## DATA FOR THIS TASK

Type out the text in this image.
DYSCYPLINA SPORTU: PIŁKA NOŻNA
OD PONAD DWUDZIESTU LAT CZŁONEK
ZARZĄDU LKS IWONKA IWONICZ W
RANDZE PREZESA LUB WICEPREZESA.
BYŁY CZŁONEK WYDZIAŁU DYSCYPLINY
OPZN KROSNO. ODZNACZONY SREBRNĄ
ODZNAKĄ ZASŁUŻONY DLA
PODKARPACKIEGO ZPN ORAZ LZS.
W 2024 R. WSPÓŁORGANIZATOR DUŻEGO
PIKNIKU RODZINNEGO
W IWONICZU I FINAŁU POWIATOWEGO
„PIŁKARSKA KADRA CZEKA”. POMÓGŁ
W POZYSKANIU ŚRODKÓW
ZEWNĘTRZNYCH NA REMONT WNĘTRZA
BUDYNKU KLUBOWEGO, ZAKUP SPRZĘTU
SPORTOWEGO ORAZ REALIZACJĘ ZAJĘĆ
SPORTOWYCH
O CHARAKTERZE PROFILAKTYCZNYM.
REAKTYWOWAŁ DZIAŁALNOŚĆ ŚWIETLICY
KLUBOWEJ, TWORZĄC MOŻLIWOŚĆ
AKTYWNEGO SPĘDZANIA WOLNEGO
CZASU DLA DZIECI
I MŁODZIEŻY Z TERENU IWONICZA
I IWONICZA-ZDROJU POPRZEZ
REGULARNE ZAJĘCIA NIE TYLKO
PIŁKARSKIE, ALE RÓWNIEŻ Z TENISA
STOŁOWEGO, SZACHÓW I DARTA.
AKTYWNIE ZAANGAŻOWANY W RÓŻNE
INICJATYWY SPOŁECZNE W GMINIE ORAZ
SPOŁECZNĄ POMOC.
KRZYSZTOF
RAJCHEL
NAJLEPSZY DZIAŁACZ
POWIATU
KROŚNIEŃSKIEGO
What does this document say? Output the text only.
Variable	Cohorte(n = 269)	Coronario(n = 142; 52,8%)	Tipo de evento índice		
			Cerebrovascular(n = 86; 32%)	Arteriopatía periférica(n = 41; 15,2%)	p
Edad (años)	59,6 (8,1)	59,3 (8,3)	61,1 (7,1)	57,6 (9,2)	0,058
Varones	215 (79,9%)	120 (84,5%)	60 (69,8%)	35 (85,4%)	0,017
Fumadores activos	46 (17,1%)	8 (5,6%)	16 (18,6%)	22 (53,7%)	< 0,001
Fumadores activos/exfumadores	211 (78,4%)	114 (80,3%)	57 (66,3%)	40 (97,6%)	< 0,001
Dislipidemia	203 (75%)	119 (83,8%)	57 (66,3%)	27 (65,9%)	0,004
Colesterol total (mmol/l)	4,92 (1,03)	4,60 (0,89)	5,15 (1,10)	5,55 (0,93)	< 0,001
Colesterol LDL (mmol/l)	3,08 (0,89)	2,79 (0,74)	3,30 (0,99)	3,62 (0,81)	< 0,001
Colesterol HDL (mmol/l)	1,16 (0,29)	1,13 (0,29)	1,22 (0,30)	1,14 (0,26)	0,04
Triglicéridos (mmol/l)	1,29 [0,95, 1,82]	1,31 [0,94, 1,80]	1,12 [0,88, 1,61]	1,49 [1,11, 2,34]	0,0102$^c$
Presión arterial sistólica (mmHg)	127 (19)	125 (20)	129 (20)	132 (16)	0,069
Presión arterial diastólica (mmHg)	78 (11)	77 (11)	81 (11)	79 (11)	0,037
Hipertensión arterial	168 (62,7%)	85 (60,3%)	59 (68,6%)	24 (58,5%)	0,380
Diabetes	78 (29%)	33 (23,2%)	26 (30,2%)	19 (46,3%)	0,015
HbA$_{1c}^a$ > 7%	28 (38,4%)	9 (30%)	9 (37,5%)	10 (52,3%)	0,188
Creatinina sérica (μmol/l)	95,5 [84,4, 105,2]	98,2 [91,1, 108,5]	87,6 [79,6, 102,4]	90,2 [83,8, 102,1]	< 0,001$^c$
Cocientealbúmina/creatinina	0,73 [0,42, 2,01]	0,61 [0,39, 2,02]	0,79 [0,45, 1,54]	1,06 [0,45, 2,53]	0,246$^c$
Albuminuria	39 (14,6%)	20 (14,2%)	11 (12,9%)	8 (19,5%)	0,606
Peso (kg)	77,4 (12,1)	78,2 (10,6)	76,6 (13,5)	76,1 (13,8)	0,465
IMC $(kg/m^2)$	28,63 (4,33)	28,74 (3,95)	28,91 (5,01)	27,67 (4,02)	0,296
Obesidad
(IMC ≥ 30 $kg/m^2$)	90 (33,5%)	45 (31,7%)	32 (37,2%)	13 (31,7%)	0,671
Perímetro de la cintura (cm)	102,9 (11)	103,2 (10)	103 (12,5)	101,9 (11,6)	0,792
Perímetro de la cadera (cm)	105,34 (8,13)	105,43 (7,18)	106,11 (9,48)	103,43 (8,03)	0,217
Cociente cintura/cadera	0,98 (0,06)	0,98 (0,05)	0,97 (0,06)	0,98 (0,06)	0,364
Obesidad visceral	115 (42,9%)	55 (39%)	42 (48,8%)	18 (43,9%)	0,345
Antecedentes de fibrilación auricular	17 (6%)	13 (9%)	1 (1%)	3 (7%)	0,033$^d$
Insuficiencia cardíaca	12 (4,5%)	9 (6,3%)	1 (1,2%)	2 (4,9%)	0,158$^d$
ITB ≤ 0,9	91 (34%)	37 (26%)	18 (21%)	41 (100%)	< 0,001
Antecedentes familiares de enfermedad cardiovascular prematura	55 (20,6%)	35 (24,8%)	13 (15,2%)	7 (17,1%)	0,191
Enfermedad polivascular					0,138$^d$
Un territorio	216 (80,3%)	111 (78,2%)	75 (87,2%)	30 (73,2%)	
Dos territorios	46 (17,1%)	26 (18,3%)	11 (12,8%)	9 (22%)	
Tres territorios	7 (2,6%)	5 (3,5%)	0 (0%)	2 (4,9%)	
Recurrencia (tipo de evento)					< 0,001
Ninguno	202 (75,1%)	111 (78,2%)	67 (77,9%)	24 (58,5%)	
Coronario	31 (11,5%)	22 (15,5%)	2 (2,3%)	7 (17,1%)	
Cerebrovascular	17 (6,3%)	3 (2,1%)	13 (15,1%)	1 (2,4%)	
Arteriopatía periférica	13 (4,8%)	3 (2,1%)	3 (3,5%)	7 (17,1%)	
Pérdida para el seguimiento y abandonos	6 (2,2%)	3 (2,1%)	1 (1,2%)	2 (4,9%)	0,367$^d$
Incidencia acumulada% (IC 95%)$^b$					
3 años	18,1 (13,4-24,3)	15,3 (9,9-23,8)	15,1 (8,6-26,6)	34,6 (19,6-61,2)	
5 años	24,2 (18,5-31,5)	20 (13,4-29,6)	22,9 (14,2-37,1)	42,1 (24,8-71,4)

## WHAT THIS TASK INVOLVES
Recopy the entries above exactly, with every line included.

## THE REPLY
Type out the text in this image.
DYSCYPLINA SPORTU: PIŁKA NOŻNA
OD PONAD DWUDZIESTU LAT CZŁONEK
ZARZĄDU LKS IWONKA IWONICZ W
RANDZE PREZESA LUB WICEPREZESA.
BYŁY CZŁONEK WYDZIAŁU DYSCYPLINY
OPZN KROSNO. ODZNACZONY SREBRNĄ
ODZNAKĄ ZASŁUŻONY DLA
PODKARPACKIEGO ZPN ORAZ LZS.
W 2024 R. WSPÓŁORGANIZATOR DUŻEGO
PIKNIKU RODZINNEGO
W IWONICZU I FINAŁU POWIATOWEGO
„PIŁKARSKA KADRA CZEKA”. POMÓGŁ
W POZYSKANIU ŚRODKÓW
ZEWNĘTRZNYCH NA REMONT WNĘTRZA
BUDYNKU KLUBOWEGO, ZAKUP SPRZĘTU
SPORTOWEGO ORAZ REALIZACJĘ ZAJĘĆ
SPORTOWYCH
O CHARAKTERZE PROFILAKTYCZNYM.
REAKTYWOWAŁ DZIAŁALNOŚĆ ŚWIETLICY
KLUBOWEJ, TWORZĄC MOŻLIWOŚĆ
AKTYWNEGO SPĘDZANIA WOLNEGO
CZASU DLA DZIECI
I MŁODZIEŻY Z TERENU IWONICZA
I IWONICZA-ZDROJU POPRZEZ
REGULARNE ZAJĘCIA NIE TYLKO
PIŁKARSKIE, ALE RÓWNIEŻ Z TENISA
STOŁOWEGO, SZACHÓW I DARTA.
AKTYWNIE ZAANGAŻOWANY W RÓŻNE
INICJATYWY SPOŁECZNE W GMINIE ORAZ
SPOŁECZNĄ POMOC.
KRZYSZTOF
RAJCHEL
NAJLEPSZY DZIAŁACZ
POWIATU
KROŚNIEŃSKIEGO
What does this document say? Output the text only.
Variable	Cohorte(n = 269)	Coronario(n = 142; 52,8%)	Tipo de evento índice		
			Cerebrovascular(n = 86; 32%)	Arteriopatía periférica(n = 41; 15,2%)	p
Edad (años)	59,6 (8,1)	59,3 (8,3)	61,1 (7,1)	57,6 (9,2)	0,058
Varones	215 (79,9%)	120 (84,5%)	60 (69,8%)	35 (85,4%)	0,017
Fumadores activos	46 (17,1%)	8 (5,6%)	16 (18,6%)	22 (53,7%)	< 0,001
Fumadores activos/exfumadores	211 (78,4%)	114 (80,3%)	57 (66,3%)	40 (97,6%)	< 0,001
Dislipidemia	203 (75%)	119 (83,8%)	57 (66,3%)	27 (65,9%)	0,004
Colesterol total (mmol/l)	4,92 (1,03)	4,60 (0,89)	5,15 (1,10)	5,55 (0,93)	< 0,001
Colesterol LDL (mmol/l)	3,08 (0,89)	2,79 (0,74)	3,30 (0,99)	3,62 (0,81)	< 0,001
Colesterol HDL (mmol/l)	1,16 (0,29)	1,13 (0,29)	1,22 (0,30)	1,14 (0,26)	0,04
Triglicéridos (mmol/l)	1,29 [0,95, 1,82]	1,31 [0,94, 1,80]	1,12 [0,88, 1,61]	1,49 [1,11, 2,34]	0,0102$^c$
Presión arterial sistólica (mmHg)	127 (19)	125 (20)	129 (20)	132 (16)	0,069
Presión arterial diastólica (mmHg)	78 (11)	77 (11)	81 (11)	79 (11)	0,037
Hipertensión arterial	168 (62,7%)	85 (60,3%)	59 (68,6%)	24 (58,5%)	0,380
Diabetes	78 (29%)	33 (23,2%)	26 (30,2%)	19 (46,3%)	0,015
HbA$_{1c}^a$ > 7%	28 (38,4%)	9 (30%)	9 (37,5%)	10 (52,3%)	0,188
Creatinina sérica (μmol/l)	95,5 [84,4, 105,2]	98,2 [91,1, 108,5]	87,6 [79,6, 102,4]	90,2 [83,8, 102,1]	< 0,001$^c$
Cocientealbúmina/creatinina	0,73 [0,42, 2,01]	0,61 [0,39, 2,02]	0,79 [0,45, 1,54]	1,06 [0,45, 2,53]	0,246$^c$
Albuminuria	39 (14,6%)	20 (14,2%)	11 (12,9%)	8 (19,5%)	0,606
Peso (kg)	77,4 (12,1)	78,2 (10,6)	76,6 (13,5)	76,1 (13,8)	0,465
IMC $(kg/m^2)$	28,63 (4,33)	28,74 (3,95)	28,91 (5,01)	27,67 (4,02)	0,296
Obesidad
(IMC ≥ 30 $kg/m^2$)	90 (33,5%)	45 (31,7%)	32 (37,2%)	13 (31,7%)	0,671
Perímetro de la cintura (cm)	102,9 (11)	103,2 (10)	103 (12,5)	101,9 (11,6)	0,792
Perímetro de la cadera (cm)	105,34 (8,13)	105,43 (7,18)	106,11 (9,48)	103,43 (8,03)	0,217
Cociente cintura/cadera	0,98 (0,06)	0,98 (0,05)	0,97 (0,06)	0,98 (0,06)	0,364
Obesidad visceral	115 (42,9%)	55 (39%)	42 (48,8%)	18 (43,9%)	0,345
Antecedentes de fibrilación auricular	17 (6%)	13 (9%)	1 (1%)	3 (7%)	0,033$^d$
Insuficiencia cardíaca	12 (4,5%)	9 (6,3%)	1 (1,2%)	2 (4,9%)	0,158$^d$
ITB ≤ 0,9	91 (34%)	37 (26%)	18 (21%)	41 (100%)	< 0,001
Antecedentes familiares de enfermedad cardiovascular prematura	55 (20,6%)	35 (24,8%)	13 (15,2%)	7 (17,1%)	0,191
Enfermedad polivascular					0,138$^d$
Un territorio	216 (80,3%)	111 (78,2%)	75 (87,2%)	30 (73,2%)	
Dos territorios	46 (17,1%)	26 (18,3%)	11 (12,8%)	9 (22%)	
Tres territorios	7 (2,6%)	5 (3,5%)	0 (0%)	2 (4,9%)	
Recurrencia (tipo de evento)					< 0,001
Ninguno	202 (75,1%)	111 (78,2%)	67 (77,9%)	24 (58,5%)	
Coronario	31 (11,5%)	22 (15,5%)	2 (2,3%)	7 (17,1%)	
Cerebrovascular	17 (6,3%)	3 (2,1%)	13 (15,1%)	1 (2,4%)	
Arteriopatía periférica	13 (4,8%)	3 (2,1%)	3 (3,5%)	7 (17,1%)	
Pérdida para el seguimiento y abandonos	6 (2,2%)	3 (2,1%)	1 (1,2%)	2 (4,9%)	0,367$^d$
Incidencia acumulada% (IC 95%)$^b$					
3 años	18,1 (13,4-24,3)	15,3 (9,9-23,8)	15,1 (8,6-26,6)	34,6 (19,6-61,2)	
5 años	24,2 (18,5-31,5)	20 (13,4-29,6)	22,9 (14,2-37,1)	42,1 (24,8-71,4)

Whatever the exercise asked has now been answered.